## [Problem details]
Write out the whole listing word for word.

## [Record excerpts]
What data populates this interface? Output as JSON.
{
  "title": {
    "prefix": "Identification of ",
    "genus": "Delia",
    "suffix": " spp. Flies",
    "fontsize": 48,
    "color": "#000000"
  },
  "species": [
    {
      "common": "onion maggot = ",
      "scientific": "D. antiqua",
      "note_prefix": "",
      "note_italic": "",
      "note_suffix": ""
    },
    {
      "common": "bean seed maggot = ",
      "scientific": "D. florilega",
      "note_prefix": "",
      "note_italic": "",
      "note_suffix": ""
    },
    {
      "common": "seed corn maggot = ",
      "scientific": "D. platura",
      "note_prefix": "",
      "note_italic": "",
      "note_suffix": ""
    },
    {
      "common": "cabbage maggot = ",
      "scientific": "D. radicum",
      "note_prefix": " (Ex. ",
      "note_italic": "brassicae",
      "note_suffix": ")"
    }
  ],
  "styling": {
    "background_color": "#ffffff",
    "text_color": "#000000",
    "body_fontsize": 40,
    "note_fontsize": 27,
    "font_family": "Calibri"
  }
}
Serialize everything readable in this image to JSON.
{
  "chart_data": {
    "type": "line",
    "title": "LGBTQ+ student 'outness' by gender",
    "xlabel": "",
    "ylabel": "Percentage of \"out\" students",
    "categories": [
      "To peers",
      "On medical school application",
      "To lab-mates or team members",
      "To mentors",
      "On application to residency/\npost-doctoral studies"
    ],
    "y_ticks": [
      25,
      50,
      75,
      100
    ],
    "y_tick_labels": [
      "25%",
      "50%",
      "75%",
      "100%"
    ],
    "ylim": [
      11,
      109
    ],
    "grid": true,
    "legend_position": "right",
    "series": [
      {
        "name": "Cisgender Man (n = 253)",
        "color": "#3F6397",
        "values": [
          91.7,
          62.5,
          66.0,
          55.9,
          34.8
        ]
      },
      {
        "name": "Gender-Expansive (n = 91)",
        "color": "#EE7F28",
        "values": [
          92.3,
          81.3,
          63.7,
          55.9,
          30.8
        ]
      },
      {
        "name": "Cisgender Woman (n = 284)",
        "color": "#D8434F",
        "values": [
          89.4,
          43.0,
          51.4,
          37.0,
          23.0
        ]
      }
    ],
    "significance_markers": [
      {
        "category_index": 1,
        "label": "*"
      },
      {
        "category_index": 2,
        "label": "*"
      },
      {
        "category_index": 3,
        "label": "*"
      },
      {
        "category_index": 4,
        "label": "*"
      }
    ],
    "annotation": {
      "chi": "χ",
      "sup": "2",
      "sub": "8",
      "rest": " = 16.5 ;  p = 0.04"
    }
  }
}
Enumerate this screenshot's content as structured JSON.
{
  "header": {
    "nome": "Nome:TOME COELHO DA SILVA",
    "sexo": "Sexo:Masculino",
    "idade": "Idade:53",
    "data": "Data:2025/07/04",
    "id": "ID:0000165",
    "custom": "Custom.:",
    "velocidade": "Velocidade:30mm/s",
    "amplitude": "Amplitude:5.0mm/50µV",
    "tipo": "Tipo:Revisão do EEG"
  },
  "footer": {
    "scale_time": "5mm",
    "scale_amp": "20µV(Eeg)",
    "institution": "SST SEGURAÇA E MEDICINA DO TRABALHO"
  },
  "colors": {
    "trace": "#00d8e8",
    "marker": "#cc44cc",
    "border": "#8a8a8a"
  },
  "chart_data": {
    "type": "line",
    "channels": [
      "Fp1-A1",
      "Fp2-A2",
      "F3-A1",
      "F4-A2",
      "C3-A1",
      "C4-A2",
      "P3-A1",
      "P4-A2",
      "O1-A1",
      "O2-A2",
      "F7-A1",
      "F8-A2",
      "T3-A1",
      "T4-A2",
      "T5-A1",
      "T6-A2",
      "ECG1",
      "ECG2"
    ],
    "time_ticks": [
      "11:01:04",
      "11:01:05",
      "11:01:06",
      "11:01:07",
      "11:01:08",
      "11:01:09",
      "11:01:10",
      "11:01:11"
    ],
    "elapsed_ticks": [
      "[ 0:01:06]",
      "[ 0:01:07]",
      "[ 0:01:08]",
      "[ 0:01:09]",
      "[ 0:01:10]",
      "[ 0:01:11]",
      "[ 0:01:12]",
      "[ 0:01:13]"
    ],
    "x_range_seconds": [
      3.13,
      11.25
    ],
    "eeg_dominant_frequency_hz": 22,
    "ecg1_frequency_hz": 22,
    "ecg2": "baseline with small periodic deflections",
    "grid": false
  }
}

## [Written answer]
What data populates this interface? Output as JSON.
{
  "title": {
    "prefix": "Identification of ",
    "genus": "Delia",
    "suffix": " spp. Flies",
    "fontsize": 48,
    "color": "#000000"
  },
  "species": [
    {
      "common": "onion maggot = ",
      "scientific": "D. antiqua",
      "note_prefix": "",
      "note_italic": "",
      "note_suffix": ""
    },
    {
      "common": "bean seed maggot = ",
      "scientific": "D. florilega",
      "note_prefix": "",
      "note_italic": "",
      "note_suffix": ""
    },
    {
      "common": "seed corn maggot = ",
      "scientific": "D. platura",
      "note_prefix": "",
      "note_italic": "",
      "note_suffix": ""
    },
    {
      "common": "cabbage maggot = ",
      "scientific": "D. radicum",
      "note_prefix": " (Ex. ",
      "note_italic": "brassicae",
      "note_suffix": ")"
    }
  ],
  "styling": {
    "background_color": "#ffffff",
    "text_color": "#000000",
    "body_fontsize": 40,
    "note_fontsize": 27,
    "font_family": "Calibri"
  }
}
Serialize everything readable in this image to JSON.
{
  "chart_data": {
    "type": "line",
    "title": "LGBTQ+ student 'outness' by gender",
    "xlabel": "",
    "ylabel": "Percentage of \"out\" students",
    "categories": [
      "To peers",
      "On medical school application",
      "To lab-mates or team members",
      "To mentors",
      "On application to residency/\npost-doctoral studies"
    ],
    "y_ticks": [
      25,
      50,
      75,
      100
    ],
    "y_tick_labels": [
      "25%",
      "50%",
      "75%",
      "100%"
    ],
    "ylim": [
      11,
      109
    ],
    "grid": true,
    "legend_position": "right",
    "series": [
      {
        "name": "Cisgender Man (n = 253)",
        "color": "#3F6397",
        "values": [
          91.7,
          62.5,
          66.0,
          55.9,
          34.8
        ]
      },
      {
        "name": "Gender-Expansive (n = 91)",
        "color": "#EE7F28",
        "values": [
          92.3,
          81.3,
          63.7,
          55.9,
          30.8
        ]
      },
      {
        "name": "Cisgender Woman (n = 284)",
        "color": "#D8434F",
        "values": [
          89.4,
          43.0,
          51.4,
          37.0,
          23.0
        ]
      }
    ],
    "significance_markers": [
      {
        "category_index": 1,
        "label": "*"
      },
      {
        "category_index": 2,
        "label": "*"
      },
      {
        "category_index": 3,
        "label": "*"
      },
      {
        "category_index": 4,
        "label": "*"
      }
    ],
    "annotation": {
      "chi": "χ",
      "sup": "2",
      "sub": "8",
      "rest": " = 16.5 ;  p = 0.04"
    }
  }
}
Enumerate this screenshot's content as structured JSON.
{
  "header": {
    "nome": "Nome:TOME COELHO DA SILVA",
    "sexo": "Sexo:Masculino",
    "idade": "Idade:53",
    "data": "Data:2025/07/04",
    "id": "ID:0000165",
    "custom": "Custom.:",
    "velocidade": "Velocidade:30mm/s",
    "amplitude": "Amplitude:5.0mm/50µV",
    "tipo": "Tipo:Revisão do EEG"
  },
  "footer": {
    "scale_time": "5mm",
    "scale_amp": "20µV(Eeg)",
    "institution": "SST SEGURAÇA E MEDICINA DO TRABALHO"
  },
  "colors": {
    "trace": "#00d8e8",
    "marker": "#cc44cc",
    "border": "#8a8a8a"
  },
  "chart_data": {
    "type": "line",
    "channels": [
      "Fp1-A1",
      "Fp2-A2",
      "F3-A1",
      "F4-A2",
      "C3-A1",
      "C4-A2",
      "P3-A1",
      "P4-A2",
      "O1-A1",
      "O2-A2",
      "F7-A1",
      "F8-A2",
      "T3-A1",
      "T4-A2",
      "T5-A1",
      "T6-A2",
      "ECG1",
      "ECG2"
    ],
    "time_ticks": [
      "11:01:04",
      "11:01:05",
      "11:01:06",
      "11:01:07",
      "11:01:08",
      "11:01:09",
      "11:01:10",
      "11:01:11"
    ],
    "elapsed_ticks": [
      "[ 0:01:06]",
      "[ 0:01:07]",
      "[ 0:01:08]",
      "[ 0:01:09]",
      "[ 0:01:10]",
      "[ 0:01:11]",
      "[ 0:01:12]",
      "[ 0:01:13]"
    ],
    "x_range_seconds": [
      3.13,
      11.25
    ],
    "eeg_dominant_frequency_hz": 22,
    "ecg1_frequency_hz": 22,
    "ecg2": "baseline with small periodic deflections",
    "grid": false
  }
}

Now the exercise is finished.